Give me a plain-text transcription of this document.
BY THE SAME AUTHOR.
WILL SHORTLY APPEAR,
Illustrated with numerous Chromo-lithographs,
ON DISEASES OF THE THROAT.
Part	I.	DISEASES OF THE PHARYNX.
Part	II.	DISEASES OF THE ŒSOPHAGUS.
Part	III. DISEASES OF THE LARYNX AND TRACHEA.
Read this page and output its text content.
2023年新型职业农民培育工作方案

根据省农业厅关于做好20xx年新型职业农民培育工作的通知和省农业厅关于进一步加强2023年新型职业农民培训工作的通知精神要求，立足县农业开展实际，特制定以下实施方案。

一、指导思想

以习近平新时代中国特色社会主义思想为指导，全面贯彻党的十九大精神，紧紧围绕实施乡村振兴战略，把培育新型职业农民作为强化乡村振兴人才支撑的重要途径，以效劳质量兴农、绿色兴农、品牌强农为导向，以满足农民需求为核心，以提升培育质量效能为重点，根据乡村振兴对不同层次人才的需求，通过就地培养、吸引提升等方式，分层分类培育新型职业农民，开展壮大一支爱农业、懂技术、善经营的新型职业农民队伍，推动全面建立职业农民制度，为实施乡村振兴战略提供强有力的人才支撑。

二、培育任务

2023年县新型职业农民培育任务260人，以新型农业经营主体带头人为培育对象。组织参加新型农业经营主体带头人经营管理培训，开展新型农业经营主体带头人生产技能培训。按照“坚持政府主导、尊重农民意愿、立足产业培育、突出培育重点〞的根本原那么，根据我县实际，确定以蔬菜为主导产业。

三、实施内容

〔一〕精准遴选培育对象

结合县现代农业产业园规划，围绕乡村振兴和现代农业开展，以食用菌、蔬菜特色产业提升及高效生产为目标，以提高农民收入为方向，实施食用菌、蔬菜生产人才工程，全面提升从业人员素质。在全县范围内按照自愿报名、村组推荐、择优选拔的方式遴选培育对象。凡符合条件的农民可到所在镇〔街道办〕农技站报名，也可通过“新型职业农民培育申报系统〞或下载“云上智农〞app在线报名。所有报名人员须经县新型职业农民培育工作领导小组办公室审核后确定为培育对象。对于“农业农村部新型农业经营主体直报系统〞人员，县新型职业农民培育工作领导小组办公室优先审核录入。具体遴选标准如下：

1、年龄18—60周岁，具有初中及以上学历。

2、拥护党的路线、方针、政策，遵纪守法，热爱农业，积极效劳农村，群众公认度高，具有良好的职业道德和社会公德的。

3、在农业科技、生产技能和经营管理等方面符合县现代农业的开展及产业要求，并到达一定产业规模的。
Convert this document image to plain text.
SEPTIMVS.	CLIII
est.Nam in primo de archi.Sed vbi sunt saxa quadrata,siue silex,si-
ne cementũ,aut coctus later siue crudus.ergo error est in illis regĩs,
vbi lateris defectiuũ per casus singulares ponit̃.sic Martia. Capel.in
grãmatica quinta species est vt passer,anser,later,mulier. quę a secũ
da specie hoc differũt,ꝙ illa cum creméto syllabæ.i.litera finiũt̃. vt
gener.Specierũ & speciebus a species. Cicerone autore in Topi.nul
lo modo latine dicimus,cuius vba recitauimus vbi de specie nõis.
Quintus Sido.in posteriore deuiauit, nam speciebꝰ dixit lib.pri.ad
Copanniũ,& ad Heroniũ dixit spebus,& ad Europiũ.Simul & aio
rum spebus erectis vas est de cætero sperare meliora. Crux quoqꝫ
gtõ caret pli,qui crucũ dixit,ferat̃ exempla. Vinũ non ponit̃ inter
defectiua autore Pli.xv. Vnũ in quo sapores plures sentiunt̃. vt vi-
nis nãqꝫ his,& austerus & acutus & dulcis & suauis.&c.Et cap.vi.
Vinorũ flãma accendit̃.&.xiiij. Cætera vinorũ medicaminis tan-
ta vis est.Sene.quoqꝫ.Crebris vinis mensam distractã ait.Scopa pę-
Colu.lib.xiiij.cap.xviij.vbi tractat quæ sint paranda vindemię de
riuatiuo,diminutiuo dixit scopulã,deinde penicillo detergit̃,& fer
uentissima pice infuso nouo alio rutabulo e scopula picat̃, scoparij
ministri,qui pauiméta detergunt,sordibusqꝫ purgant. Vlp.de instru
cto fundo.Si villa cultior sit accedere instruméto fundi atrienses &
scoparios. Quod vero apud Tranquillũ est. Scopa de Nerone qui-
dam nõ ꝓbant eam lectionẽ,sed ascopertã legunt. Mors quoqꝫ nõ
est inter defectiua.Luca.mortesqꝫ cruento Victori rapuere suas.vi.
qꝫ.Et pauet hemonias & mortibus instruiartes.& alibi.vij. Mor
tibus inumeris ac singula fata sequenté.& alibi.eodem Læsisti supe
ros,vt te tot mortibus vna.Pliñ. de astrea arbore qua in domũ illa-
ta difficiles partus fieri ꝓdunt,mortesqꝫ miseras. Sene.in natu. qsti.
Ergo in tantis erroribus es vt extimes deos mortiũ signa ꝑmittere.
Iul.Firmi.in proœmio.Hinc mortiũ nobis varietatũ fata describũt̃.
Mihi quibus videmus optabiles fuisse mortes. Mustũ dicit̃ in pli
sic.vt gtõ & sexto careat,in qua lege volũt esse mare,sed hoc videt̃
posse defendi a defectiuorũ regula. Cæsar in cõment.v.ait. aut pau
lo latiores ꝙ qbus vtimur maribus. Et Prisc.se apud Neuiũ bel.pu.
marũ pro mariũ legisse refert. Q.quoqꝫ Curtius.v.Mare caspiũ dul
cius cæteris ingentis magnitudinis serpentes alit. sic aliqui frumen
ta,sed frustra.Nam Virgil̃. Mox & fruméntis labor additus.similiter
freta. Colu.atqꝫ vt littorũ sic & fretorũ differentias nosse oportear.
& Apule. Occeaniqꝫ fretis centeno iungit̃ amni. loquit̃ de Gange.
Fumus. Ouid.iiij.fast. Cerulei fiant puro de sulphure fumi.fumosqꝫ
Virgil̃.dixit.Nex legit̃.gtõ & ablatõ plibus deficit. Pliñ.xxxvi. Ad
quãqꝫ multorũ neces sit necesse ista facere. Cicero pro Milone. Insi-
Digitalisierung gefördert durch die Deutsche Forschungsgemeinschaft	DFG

++++++++

= TASK BRIEF =
All of the data needs to be printed once more, exactly.

= TASK RESULT =
Give me a plain-text transcription of this document.
BY THE SAME AUTHOR.
WILL SHORTLY APPEAR,
Illustrated with numerous Chromo-lithographs,
ON DISEASES OF THE THROAT.
Part	I.	DISEASES OF THE PHARYNX.
Part	II.	DISEASES OF THE ŒSOPHAGUS.
Part	III. DISEASES OF THE LARYNX AND TRACHEA.
Read this page and output its text content.
2023年新型职业农民培育工作方案

根据省农业厅关于做好20xx年新型职业农民培育工作的通知和省农业厅关于进一步加强2023年新型职业农民培训工作的通知精神要求，立足县农业开展实际，特制定以下实施方案。

一、指导思想

以习近平新时代中国特色社会主义思想为指导，全面贯彻党的十九大精神，紧紧围绕实施乡村振兴战略，把培育新型职业农民作为强化乡村振兴人才支撑的重要途径，以效劳质量兴农、绿色兴农、品牌强农为导向，以满足农民需求为核心，以提升培育质量效能为重点，根据乡村振兴对不同层次人才的需求，通过就地培养、吸引提升等方式，分层分类培育新型职业农民，开展壮大一支爱农业、懂技术、善经营的新型职业农民队伍，推动全面建立职业农民制度，为实施乡村振兴战略提供强有力的人才支撑。

二、培育任务

2023年县新型职业农民培育任务260人，以新型农业经营主体带头人为培育对象。组织参加新型农业经营主体带头人经营管理培训，开展新型农业经营主体带头人生产技能培训。按照“坚持政府主导、尊重农民意愿、立足产业培育、突出培育重点〞的根本原那么，根据我县实际，确定以蔬菜为主导产业。

三、实施内容

〔一〕精准遴选培育对象

结合县现代农业产业园规划，围绕乡村振兴和现代农业开展，以食用菌、蔬菜特色产业提升及高效生产为目标，以提高农民收入为方向，实施食用菌、蔬菜生产人才工程，全面提升从业人员素质。在全县范围内按照自愿报名、村组推荐、择优选拔的方式遴选培育对象。凡符合条件的农民可到所在镇〔街道办〕农技站报名，也可通过“新型职业农民培育申报系统〞或下载“云上智农〞app在线报名。所有报名人员须经县新型职业农民培育工作领导小组办公室审核后确定为培育对象。对于“农业农村部新型农业经营主体直报系统〞人员，县新型职业农民培育工作领导小组办公室优先审核录入。具体遴选标准如下：

1、年龄18—60周岁，具有初中及以上学历。

2、拥护党的路线、方针、政策，遵纪守法，热爱农业，积极效劳农村，群众公认度高，具有良好的职业道德和社会公德的。

3、在农业科技、生产技能和经营管理等方面符合县现代农业的开展及产业要求，并到达一定产业规模的。
Convert this document image to plain text.
SEPTIMVS.	CLIII
est.Nam in primo de archi.Sed vbi sunt saxa quadrata,siue silex,si-
ne cementũ,aut coctus later siue crudus.ergo error est in illis regĩs,
vbi lateris defectiuũ per casus singulares ponit̃.sic Martia. Capel.in
grãmatica quinta species est vt passer,anser,later,mulier. quę a secũ
da specie hoc differũt,ꝙ illa cum creméto syllabæ.i.litera finiũt̃. vt
gener.Specierũ & speciebus a species. Cicerone autore in Topi.nul
lo modo latine dicimus,cuius vba recitauimus vbi de specie nõis.
Quintus Sido.in posteriore deuiauit, nam speciebꝰ dixit lib.pri.ad
Copanniũ,& ad Heroniũ dixit spebus,& ad Europiũ.Simul & aio
rum spebus erectis vas est de cætero sperare meliora. Crux quoqꝫ
gtõ caret pli,qui crucũ dixit,ferat̃ exempla. Vinũ non ponit̃ inter
defectiua autore Pli.xv. Vnũ in quo sapores plures sentiunt̃. vt vi-
nis nãqꝫ his,& austerus & acutus & dulcis & suauis.&c.Et cap.vi.
Vinorũ flãma accendit̃.&.xiiij. Cætera vinorũ medicaminis tan-
ta vis est.Sene.quoqꝫ.Crebris vinis mensam distractã ait.Scopa pę-
Colu.lib.xiiij.cap.xviij.vbi tractat quæ sint paranda vindemię de
riuatiuo,diminutiuo dixit scopulã,deinde penicillo detergit̃,& fer
uentissima pice infuso nouo alio rutabulo e scopula picat̃, scoparij
ministri,qui pauiméta detergunt,sordibusqꝫ purgant. Vlp.de instru
cto fundo.Si villa cultior sit accedere instruméto fundi atrienses &
scoparios. Quod vero apud Tranquillũ est. Scopa de Nerone qui-
dam nõ ꝓbant eam lectionẽ,sed ascopertã legunt. Mors quoqꝫ nõ
est inter defectiua.Luca.mortesqꝫ cruento Victori rapuere suas.vi.
qꝫ.Et pauet hemonias & mortibus instruiartes.& alibi.vij. Mor
tibus inumeris ac singula fata sequenté.& alibi.eodem Læsisti supe
ros,vt te tot mortibus vna.Pliñ. de astrea arbore qua in domũ illa-
ta difficiles partus fieri ꝓdunt,mortesqꝫ miseras. Sene.in natu. qsti.
Ergo in tantis erroribus es vt extimes deos mortiũ signa ꝑmittere.
Iul.Firmi.in proœmio.Hinc mortiũ nobis varietatũ fata describũt̃.
Mihi quibus videmus optabiles fuisse mortes. Mustũ dicit̃ in pli
sic.vt gtõ & sexto careat,in qua lege volũt esse mare,sed hoc videt̃
posse defendi a defectiuorũ regula. Cæsar in cõment.v.ait. aut pau
lo latiores ꝙ qbus vtimur maribus. Et Prisc.se apud Neuiũ bel.pu.
marũ pro mariũ legisse refert. Q.quoqꝫ Curtius.v.Mare caspiũ dul
cius cæteris ingentis magnitudinis serpentes alit. sic aliqui frumen
ta,sed frustra.Nam Virgil̃. Mox & fruméntis labor additus.similiter
freta. Colu.atqꝫ vt littorũ sic & fretorũ differentias nosse oportear.
& Apule. Occeaniqꝫ fretis centeno iungit̃ amni. loquit̃ de Gange.
Fumus. Ouid.iiij.fast. Cerulei fiant puro de sulphure fumi.fumosqꝫ
Virgil̃.dixit.Nex legit̃.gtõ & ablatõ plibus deficit. Pliñ.xxxvi. Ad
quãqꝫ multorũ neces sit necesse ista facere. Cicero pro Milone. Insi-
Digitalisierung gefördert durch die Deutsche Forschungsgemeinschaft	DFG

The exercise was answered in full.